§ Exercise directions: Pull every line containing "this" from the entries.

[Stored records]
+-------+

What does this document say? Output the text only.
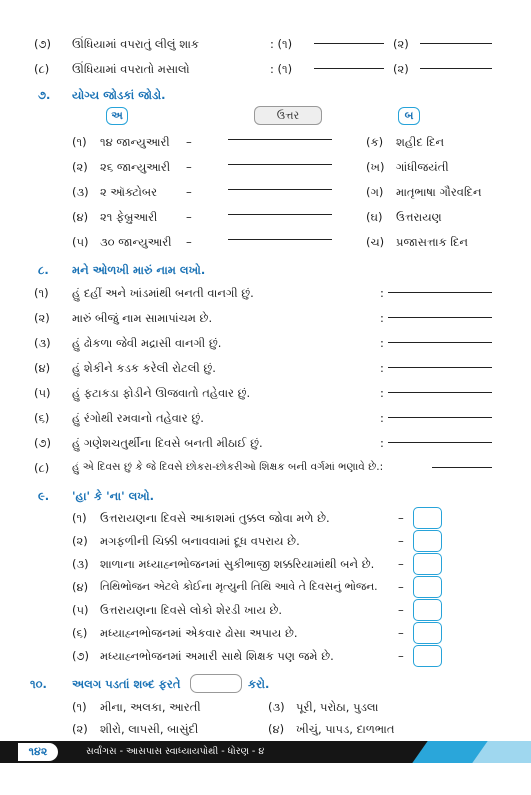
(૭) ઊંધિયામાં વપરાતું લીલું શાક	: (૧)	(૨)
(૮) ઊંધિયામાં વપરાતો મસાલો	: (૧)	(૨)
૭. યોગ્ય જોડકાં જોડો.
અ	ઉત્તર	બ
(૧) ૧૪ જાન્યુઆરી –	(ક) શહીદ દિન
(૨) ૨૬ જાન્યુઆરી –	(ખ) ગાંધીજયંતી
(૩) ૨ ઑક્ટોબર	–	(ગ) માતૃભાષા ગૌરવદિન
(૪) ૨૧ ફેબ્રુઆરી –	(ઘ) ઉત્તરાયણ
(૫) ૩૦ જાન્યુઆરી –	(ચ) પ્રજાસત્તાક દિન
૮. મને ઓળખી મારું નામ લખો.
(૧) હું દહીં અને ખાંડમાંથી બનતી વાનગી છું.	:
(૨) મારું બીજું નામ સામાપાંચમ છે.	:
(૩) હું ઢોકળા જેવી મદ્રાસી વાનગી છું.	:
(૪) હું શેકીને કડક કરેલી રોટલી છું.	:
(૫) હું ફટાકડા ફોડીને ઊજવાતો તહેવાર છું.	:
(૬) હું રંગોથી રમવાનો તહેવાર છું.	:
(૭) હું ગણેશચતુર્થીના દિવસે બનતી મીઠાઈ છું.	:
(૮) હું એ દિવસ છું કે જે દિવસે છોકરા-છોકરીઓ શિક્ષક બની વર્ગમાં ભણાવે છે.:
૯. 'હા' કે 'ના' લખો.
(૧) ઉત્તરાયણના દિવસે આકાશમાં તુક્કલ જોવા મળે છે.	–
(૨) મગફળીની ચિક્કી બનાવવામાં દૂધ વપરાય છે.	–
(૩) શાળાના મધ્યાહ્નભોજનમાં સુકીભાજી શક્કરિયામાંથી બને છે. –
(૪) તિથિભોજન એટલે કોઈના મૃત્યુની તિથિ આવે તે દિવસનું ભોજન. –
(૫) ઉત્તરાયણના દિવસે લોકો શેરડી ખાય છે.	–
(૬) મધ્યાહ્નભોજનમાં એકવાર ઢોસા અપાય છે.	–
(૭) મધ્યાહ્નભોજનમાં અમારી સાથે શિક્ષક પણ જમે છે.	–
૧૦. અલગ પડતાં શબ્દ ફરતે	કરો.
(૧) મીના, અલકા, આરતી	(૩) પૂરી, પરોઠા, પુડલા
(૨) શીરો, લાપસી, બાસુંદી	(૪) ખીચું, પાપડ, દાળભાત
૧૪૨	સર્વાંગસ - આસપાસ સ્વાધ્યાયપોથી - ધોરણ - ૪
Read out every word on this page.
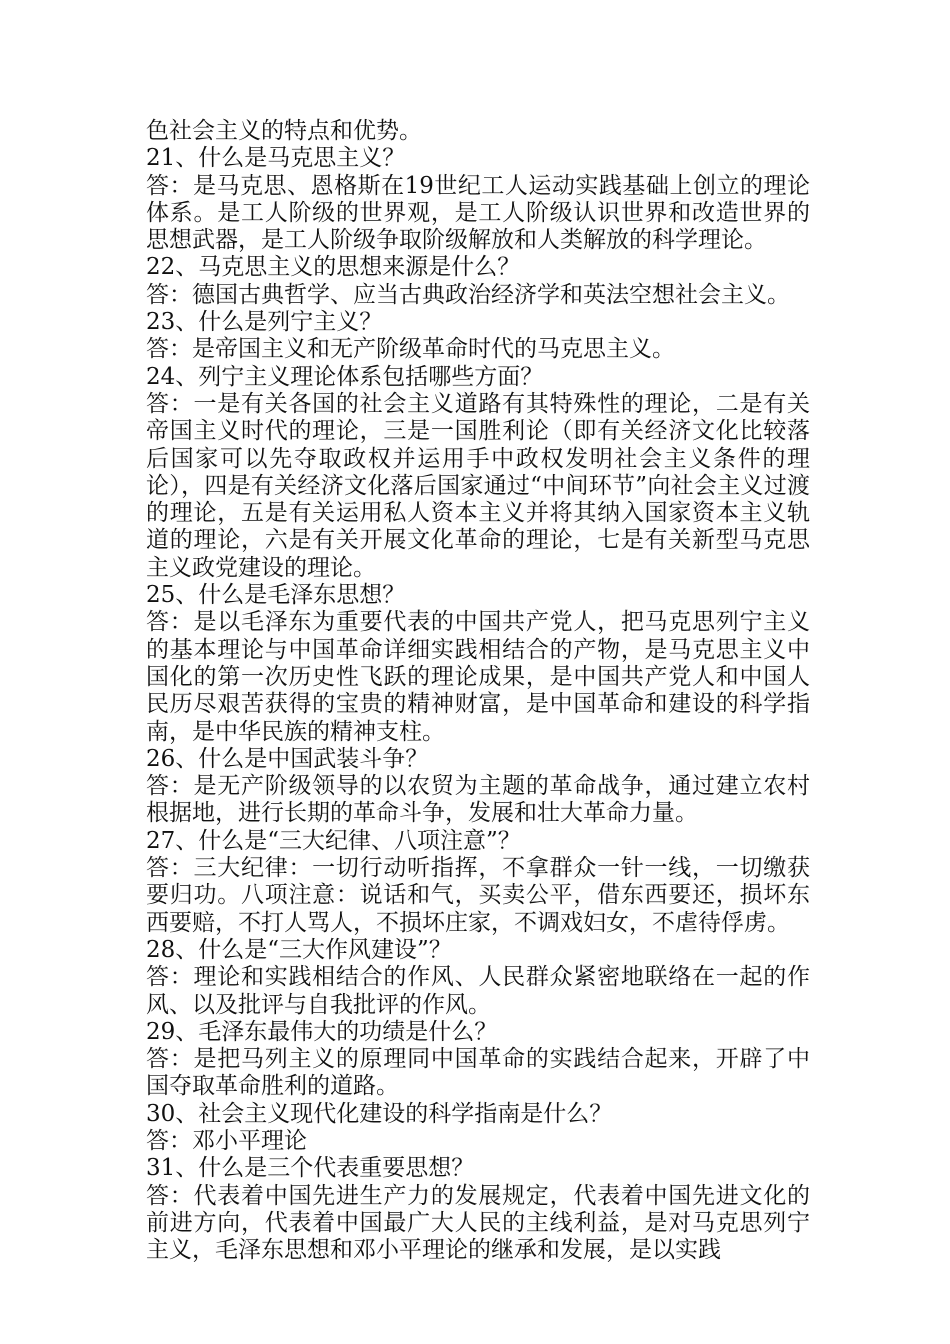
色社会主义的特点和优势。

21、什么是马克思主义？

答：是马克思、恩格斯在19世纪工人运动实践基础上创立的理论体系。是工人阶级的世界观，是工人阶级认识世界和改造世界的思想武器，是工人阶级争取阶级解放和人类解放的科学理论。

22、马克思主义的思想来源是什么？

答：德国古典哲学、应当古典政治经济学和英法空想社会主义。

23、什么是列宁主义？

答：是帝国主义和无产阶级革命时代的马克思主义。

24、列宁主义理论体系包括哪些方面？

答：一是有关各国的社会主义道路有其特殊性的理论，二是有关帝国主义时代的理论，三是一国胜利论（即有关经济文化比较落后国家可以先夺取政权并运用手中政权发明社会主义条件的理论），四是有关经济文化落后国家通过“中间环节”向社会主义过渡的理论，五是有关运用私人资本主义并将其纳入国家资本主义轨道的理论，六是有关开展文化革命的理论，七是有关新型马克思主义政党建设的理论。

25、什么是毛泽东思想？

答：是以毛泽东为重要代表的中国共产党人，把马克思列宁主义的基本理论与中国革命详细实践相结合的产物，是马克思主义中国化的第一次历史性飞跃的理论成果，是中国共产党人和中国人民历尽艰苦获得的宝贵的精神财富，是中国革命和建设的科学指南，是中华民族的精神支柱。

26、什么是中国武装斗争？

答：是无产阶级领导的以农贸为主题的革命战争，通过建立农村根据地，进行长期的革命斗争，发展和壮大革命力量。

27、什么是“三大纪律、八项注意”？

答：三大纪律：一切行动听指挥，不拿群众一针一线，一切缴获要归功。八项注意：说话和气，买卖公平，借东西要还，损坏东西要赔，不打人骂人，不损坏庄家，不调戏妇女，不虐待俘虏。

28、什么是“三大作风建设”？

答：理论和实践相结合的作风、人民群众紧密地联络在一起的作风、以及批评与自我批评的作风。

29、毛泽东最伟大的功绩是什么？

答：是把马列主义的原理同中国革命的实践结合起来，开辟了中国夺取革命胜利的道路。

30、社会主义现代化建设的科学指南是什么？

答：邓小平理论

31、什么是三个代表重要思想？

答：代表着中国先进生产力的发展规定，代表着中国先进文化的前进方向，代表着中国最广大人民的主线利益，是对马克思列宁主义，毛泽东思想和邓小平理论的继承和发展，是以实践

+-------+

§ Complete output:
What does this document say? Output the text only.
Read out every word on this page.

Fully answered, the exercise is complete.